(Problem requirements): Skip the pictures and repeat each line of the data exactly.

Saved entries
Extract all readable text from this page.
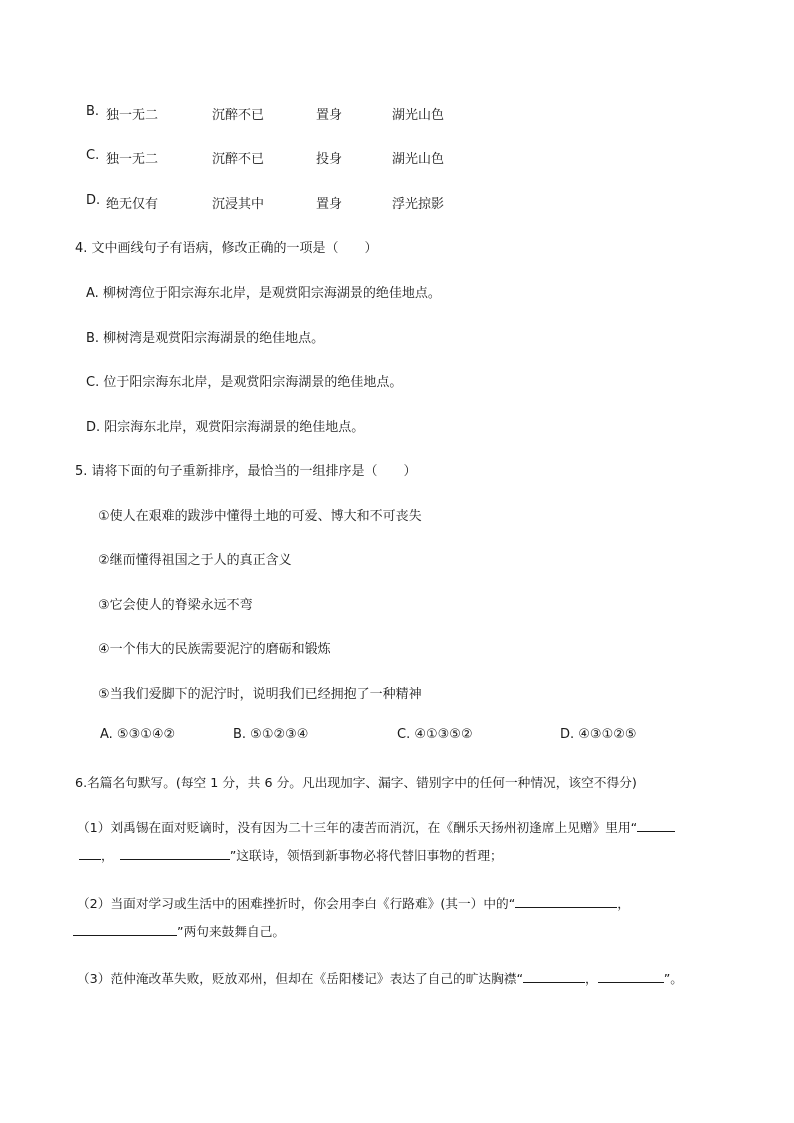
B. 独一无二	沉醉不已	置身	湖光山色
C. 独一无二	沉醉不已	投身	湖光山色
D. 绝无仅有	沉浸其中	置身	浮光掠影
4. 文中画线句子有语病，修改正确的一项是（　　）
A. 柳树湾位于阳宗海东北岸，是观赏阳宗海湖景的绝佳地点。
B. 柳树湾是观赏阳宗海湖景的绝佳地点。
C. 位于阳宗海东北岸，是观赏阳宗海湖景的绝佳地点。
D. 阳宗海东北岸，观赏阳宗海湖景的绝佳地点。
5. 请将下面的句子重新排序，最恰当的一组排序是（　　）
①使人在艰难的跋涉中懂得土地的可爱、博大和不可丧失
②继而懂得祖国之于人的真正含义
③它会使人的脊梁永远不弯
④一个伟大的民族需要泥泞的磨砺和锻炼
⑤当我们爱脚下的泥泞时，说明我们已经拥抱了一种精神
A. ⑤③①④②	B. ⑤①②③④	C. ④①③⑤②	D. ④③①②⑤
6.名篇名句默写。(每空 1 分，共 6 分。凡出现加字、漏字、错别字中的任何一种情况，该空不得分)
（1）刘禹锡在面对贬谪时，没有因为二十三年的凄苦而消沉，在《酬乐天扬州初逢席上见赠》里用“
，	”这联诗，领悟到新事物必将代替旧事物的哲理；
（2）当面对学习或生活中的困难挫折时，你会用李白《行路难》(其一）中的“	，
”两句来鼓舞自己。
（3）范仲淹改革失败，贬放邓州，但却在《岳阳楼记》表达了自己的旷达胸襟“	，	”。
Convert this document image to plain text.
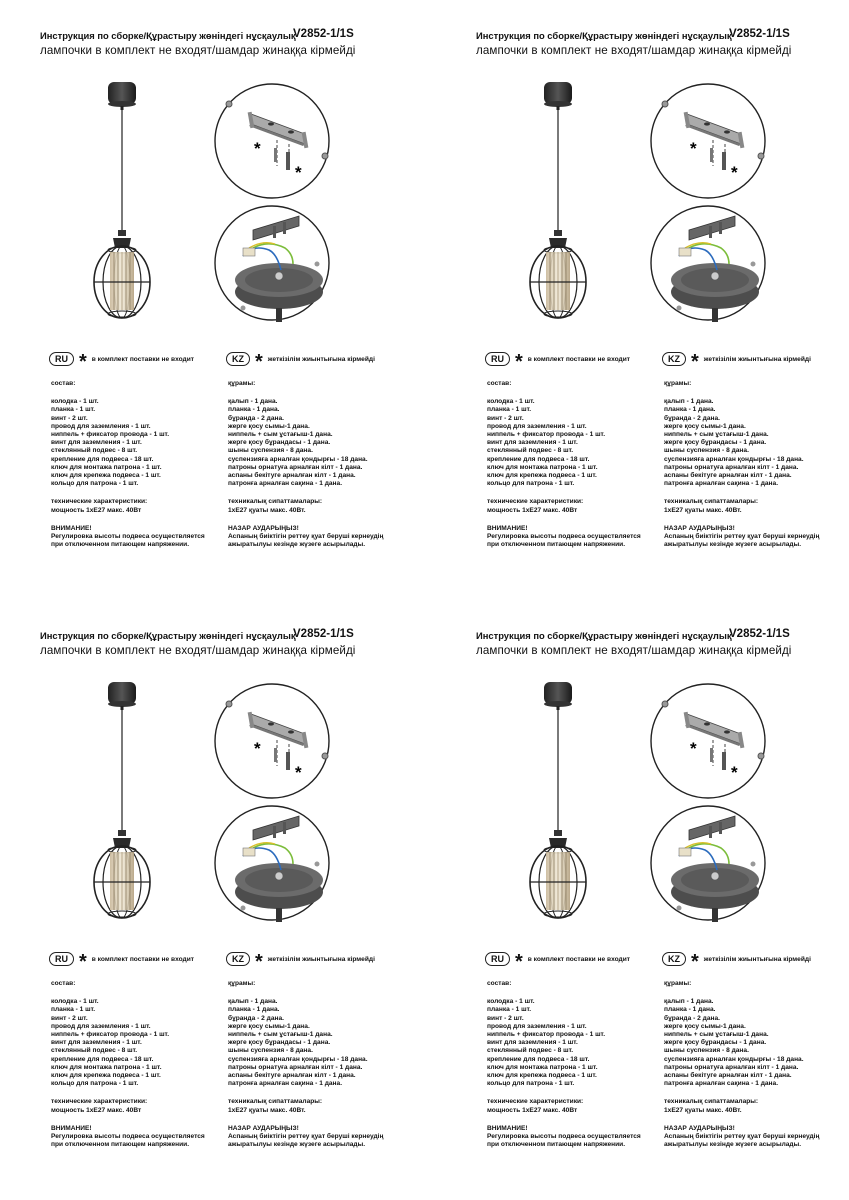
Инструкция по сборке/Құрастыру жөніндегі нұсқаулық
V2852-1/1S
лампочки в комплект не входят/шамдар жинаққа кірмейді
*
*
RU * в комплект поставки не входит	KZ * жеткізілім жиынтығына кірмейді
состав:
колодка - 1 шт.
планка - 1 шт.
винт - 2 шт.
провод для заземления - 1 шт.
ниппель + фиксатор провода - 1 шт.
винт для заземления - 1 шт.
стеклянный подвес - 8 шт.
крепление для подвеса - 18 шт.
ключ для монтажа патрона - 1 шт.
ключ для крепежа подвеса - 1 шт.
кольцо для патрона - 1 шт.
технические характеристики:
мощность 1хЕ27 макс. 40Вт
ВНИМАНИЕ!
Регулировка высоты подвеса осуществляется
при отключенном питающем напряжении.
құрамы:
қалып - 1 дана.
планка - 1 дана.
бұранда - 2 дана.
жерге қосу сымы-1 дана.
ниппель + сым ұстағыш-1 дана.
жерге қосу бұрандасы - 1 дана.
шыны суспензия - 8 дана.
суспензияға арналған қондырғы - 18 дана.
патроны орнатуға арналған кілт - 1 дана.
аспаны бекітуге арналған кілт - 1 дана.
патронға арналған сақина - 1 дана.
техникалық сипаттамалары:
1хЕ27 қуаты макс. 40Вт.
НАЗАР АУДАРЫҢЫЗ!
Аспаның биіктігін реттеу қуат беруші кернеудің
ажыратылуы кезінде жүзеге асырылады.
Инструкция по сборке/Құрастыру жөніндегі нұсқаулық
V2852-1/1S
лампочки в комплект не входят/шамдар жинаққа кірмейді
*
*
RU * в комплект поставки не входит	KZ * жеткізілім жиынтығына кірмейді
состав:
колодка - 1 шт.
планка - 1 шт.
винт - 2 шт.
провод для заземления - 1 шт.
ниппель + фиксатор провода - 1 шт.
винт для заземления - 1 шт.
стеклянный подвес - 8 шт.
крепление для подвеса - 18 шт.
ключ для монтажа патрона - 1 шт.
ключ для крепежа подвеса - 1 шт.
кольцо для патрона - 1 шт.
технические характеристики:
мощность 1хЕ27 макс. 40Вт
ВНИМАНИЕ!
Регулировка высоты подвеса осуществляется
при отключенном питающем напряжении.
құрамы:
қалып - 1 дана.
планка - 1 дана.
бұранда - 2 дана.
жерге қосу сымы-1 дана.
ниппель + сым ұстағыш-1 дана.
жерге қосу бұрандасы - 1 дана.
шыны суспензия - 8 дана.
суспензияға арналған қондырғы - 18 дана.
патроны орнатуға арналған кілт - 1 дана.
аспаны бекітуге арналған кілт - 1 дана.
патронға арналған сақина - 1 дана.
техникалық сипаттамалары:
1хЕ27 қуаты макс. 40Вт.
НАЗАР АУДАРЫҢЫЗ!
Аспаның биіктігін реттеу қуат беруші кернеудің
ажыратылуы кезінде жүзеге асырылады.
Инструкция по сборке/Құрастыру жөніндегі нұсқаулық
V2852-1/1S
лампочки в комплект не входят/шамдар жинаққа кірмейді
*
*
RU * в комплект поставки не входит	KZ * жеткізілім жиынтығына кірмейді
состав:
колодка - 1 шт.
планка - 1 шт.
винт - 2 шт.
провод для заземления - 1 шт.
ниппель + фиксатор провода - 1 шт.
винт для заземления - 1 шт.
стеклянный подвес - 8 шт.
крепление для подвеса - 18 шт.
ключ для монтажа патрона - 1 шт.
ключ для крепежа подвеса - 1 шт.
кольцо для патрона - 1 шт.
технические характеристики:
мощность 1хЕ27 макс. 40Вт
ВНИМАНИЕ!
Регулировка высоты подвеса осуществляется
при отключенном питающем напряжении.
құрамы:
қалып - 1 дана.
планка - 1 дана.
бұранда - 2 дана.
жерге қосу сымы-1 дана.
ниппель + сым ұстағыш-1 дана.
жерге қосу бұрандасы - 1 дана.
шыны суспензия - 8 дана.
суспензияға арналған қондырғы - 18 дана.
патроны орнатуға арналған кілт - 1 дана.
аспаны бекітуге арналған кілт - 1 дана.
патронға арналған сақина - 1 дана.
техникалық сипаттамалары:
1хЕ27 қуаты макс. 40Вт.
НАЗАР АУДАРЫҢЫЗ!
Аспаның биіктігін реттеу қуат беруші кернеудің
ажыратылуы кезінде жүзеге асырылады.
Инструкция по сборке/Құрастыру жөніндегі нұсқаулық
V2852-1/1S
лампочки в комплект не входят/шамдар жинаққа кірмейді
*
*
RU * в комплект поставки не входит	KZ * жеткізілім жиынтығына кірмейді
состав:
колодка - 1 шт.
планка - 1 шт.
винт - 2 шт.
провод для заземления - 1 шт.
ниппель + фиксатор провода - 1 шт.
винт для заземления - 1 шт.
стеклянный подвес - 8 шт.
крепление для подвеса - 18 шт.
ключ для монтажа патрона - 1 шт.
ключ для крепежа подвеса - 1 шт.
кольцо для патрона - 1 шт.
технические характеристики:
мощность 1хЕ27 макс. 40Вт
ВНИМАНИЕ!
Регулировка высоты подвеса осуществляется
при отключенном питающем напряжении.
құрамы:
қалып - 1 дана.
планка - 1 дана.
бұранда - 2 дана.
жерге қосу сымы-1 дана.
ниппель + сым ұстағыш-1 дана.
жерге қосу бұрандасы - 1 дана.
шыны суспензия - 8 дана.
суспензияға арналған қондырғы - 18 дана.
патроны орнатуға арналған кілт - 1 дана.
аспаны бекітуге арналған кілт - 1 дана.
патронға арналған сақина - 1 дана.
техникалық сипаттамалары:
1хЕ27 қуаты макс. 40Вт.
НАЗАР АУДАРЫҢЫЗ!
Аспаның биіктігін реттеу қуат беруші кернеудің
ажыратылуы кезінде жүзеге асырылады.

(Task response):
Extract all readable text from this page.
B. 独一无二	沉醉不已	置身	湖光山色
C. 独一无二	沉醉不已	投身	湖光山色
D. 绝无仅有	沉浸其中	置身	浮光掠影
4. 文中画线句子有语病，修改正确的一项是（　　）
A. 柳树湾位于阳宗海东北岸，是观赏阳宗海湖景的绝佳地点。
B. 柳树湾是观赏阳宗海湖景的绝佳地点。
C. 位于阳宗海东北岸，是观赏阳宗海湖景的绝佳地点。
D. 阳宗海东北岸，观赏阳宗海湖景的绝佳地点。
5. 请将下面的句子重新排序，最恰当的一组排序是（　　）
①使人在艰难的跋涉中懂得土地的可爱、博大和不可丧失
②继而懂得祖国之于人的真正含义
③它会使人的脊梁永远不弯
④一个伟大的民族需要泥泞的磨砺和锻炼
⑤当我们爱脚下的泥泞时，说明我们已经拥抱了一种精神
A. ⑤③①④②	B. ⑤①②③④	C. ④①③⑤②	D. ④③①②⑤
6.名篇名句默写。(每空 1 分，共 6 分。凡出现加字、漏字、错别字中的任何一种情况，该空不得分)
（1）刘禹锡在面对贬谪时，没有因为二十三年的凄苦而消沉，在《酬乐天扬州初逢席上见赠》里用“
，	”这联诗，领悟到新事物必将代替旧事物的哲理；
（2）当面对学习或生活中的困难挫折时，你会用李白《行路难》(其一）中的“	，
”两句来鼓舞自己。
（3）范仲淹改革失败，贬放邓州，但却在《岳阳楼记》表达了自己的旷达胸襟“	，	”。
Convert this document image to plain text.
Инструкция по сборке/Құрастыру жөніндегі нұсқаулық
V2852-1/1S
лампочки в комплект не входят/шамдар жинаққа кірмейді
*
*
RU * в комплект поставки не входит	KZ * жеткізілім жиынтығына кірмейді
состав:
колодка - 1 шт.
планка - 1 шт.
винт - 2 шт.
провод для заземления - 1 шт.
ниппель + фиксатор провода - 1 шт.
винт для заземления - 1 шт.
стеклянный подвес - 8 шт.
крепление для подвеса - 18 шт.
ключ для монтажа патрона - 1 шт.
ключ для крепежа подвеса - 1 шт.
кольцо для патрона - 1 шт.
технические характеристики:
мощность 1хЕ27 макс. 40Вт
ВНИМАНИЕ!
Регулировка высоты подвеса осуществляется
при отключенном питающем напряжении.
құрамы:
қалып - 1 дана.
планка - 1 дана.
бұранда - 2 дана.
жерге қосу сымы-1 дана.
ниппель + сым ұстағыш-1 дана.
жерге қосу бұрандасы - 1 дана.
шыны суспензия - 8 дана.
суспензияға арналған қондырғы - 18 дана.
патроны орнатуға арналған кілт - 1 дана.
аспаны бекітуге арналған кілт - 1 дана.
патронға арналған сақина - 1 дана.
техникалық сипаттамалары:
1хЕ27 қуаты макс. 40Вт.
НАЗАР АУДАРЫҢЫЗ!
Аспаның биіктігін реттеу қуат беруші кернеудің
ажыратылуы кезінде жүзеге асырылады.
Инструкция по сборке/Құрастыру жөніндегі нұсқаулық
V2852-1/1S
лампочки в комплект не входят/шамдар жинаққа кірмейді
*
*
RU * в комплект поставки не входит	KZ * жеткізілім жиынтығына кірмейді
состав:
колодка - 1 шт.
планка - 1 шт.
винт - 2 шт.
провод для заземления - 1 шт.
ниппель + фиксатор провода - 1 шт.
винт для заземления - 1 шт.
стеклянный подвес - 8 шт.
крепление для подвеса - 18 шт.
ключ для монтажа патрона - 1 шт.
ключ для крепежа подвеса - 1 шт.
кольцо для патрона - 1 шт.
технические характеристики:
мощность 1хЕ27 макс. 40Вт
ВНИМАНИЕ!
Регулировка высоты подвеса осуществляется
при отключенном питающем напряжении.
құрамы:
қалып - 1 дана.
планка - 1 дана.
бұранда - 2 дана.
жерге қосу сымы-1 дана.
ниппель + сым ұстағыш-1 дана.
жерге қосу бұрандасы - 1 дана.
шыны суспензия - 8 дана.
суспензияға арналған қондырғы - 18 дана.
патроны орнатуға арналған кілт - 1 дана.
аспаны бекітуге арналған кілт - 1 дана.
патронға арналған сақина - 1 дана.
техникалық сипаттамалары:
1хЕ27 қуаты макс. 40Вт.
НАЗАР АУДАРЫҢЫЗ!
Аспаның биіктігін реттеу қуат беруші кернеудің
ажыратылуы кезінде жүзеге асырылады.
Инструкция по сборке/Құрастыру жөніндегі нұсқаулық
V2852-1/1S
лампочки в комплект не входят/шамдар жинаққа кірмейді
*
*
RU * в комплект поставки не входит	KZ * жеткізілім жиынтығына кірмейді
состав:
колодка - 1 шт.
планка - 1 шт.
винт - 2 шт.
провод для заземления - 1 шт.
ниппель + фиксатор провода - 1 шт.
винт для заземления - 1 шт.
стеклянный подвес - 8 шт.
крепление для подвеса - 18 шт.
ключ для монтажа патрона - 1 шт.
ключ для крепежа подвеса - 1 шт.
кольцо для патрона - 1 шт.
технические характеристики:
мощность 1хЕ27 макс. 40Вт
ВНИМАНИЕ!
Регулировка высоты подвеса осуществляется
при отключенном питающем напряжении.
құрамы:
қалып - 1 дана.
планка - 1 дана.
бұранда - 2 дана.
жерге қосу сымы-1 дана.
ниппель + сым ұстағыш-1 дана.
жерге қосу бұрандасы - 1 дана.
шыны суспензия - 8 дана.
суспензияға арналған қондырғы - 18 дана.
патроны орнатуға арналған кілт - 1 дана.
аспаны бекітуге арналған кілт - 1 дана.
патронға арналған сақина - 1 дана.
техникалық сипаттамалары:
1хЕ27 қуаты макс. 40Вт.
НАЗАР АУДАРЫҢЫЗ!
Аспаның биіктігін реттеу қуат беруші кернеудің
ажыратылуы кезінде жүзеге асырылады.
Инструкция по сборке/Құрастыру жөніндегі нұсқаулық
V2852-1/1S
лампочки в комплект не входят/шамдар жинаққа кірмейді
*
*
RU * в комплект поставки не входит	KZ * жеткізілім жиынтығына кірмейді
состав:
колодка - 1 шт.
планка - 1 шт.
винт - 2 шт.
провод для заземления - 1 шт.
ниппель + фиксатор провода - 1 шт.
винт для заземления - 1 шт.
стеклянный подвес - 8 шт.
крепление для подвеса - 18 шт.
ключ для монтажа патрона - 1 шт.
ключ для крепежа подвеса - 1 шт.
кольцо для патрона - 1 шт.
технические характеристики:
мощность 1хЕ27 макс. 40Вт
ВНИМАНИЕ!
Регулировка высоты подвеса осуществляется
при отключенном питающем напряжении.
құрамы:
қалып - 1 дана.
планка - 1 дана.
бұранда - 2 дана.
жерге қосу сымы-1 дана.
ниппель + сым ұстағыш-1 дана.
жерге қосу бұрандасы - 1 дана.
шыны суспензия - 8 дана.
суспензияға арналған қондырғы - 18 дана.
патроны орнатуға арналған кілт - 1 дана.
аспаны бекітуге арналған кілт - 1 дана.
патронға арналған сақина - 1 дана.
техникалық сипаттамалары:
1хЕ27 қуаты макс. 40Вт.
НАЗАР АУДАРЫҢЫЗ!
Аспаның биіктігін реттеу қуат беруші кернеудің
ажыратылуы кезінде жүзеге асырылады.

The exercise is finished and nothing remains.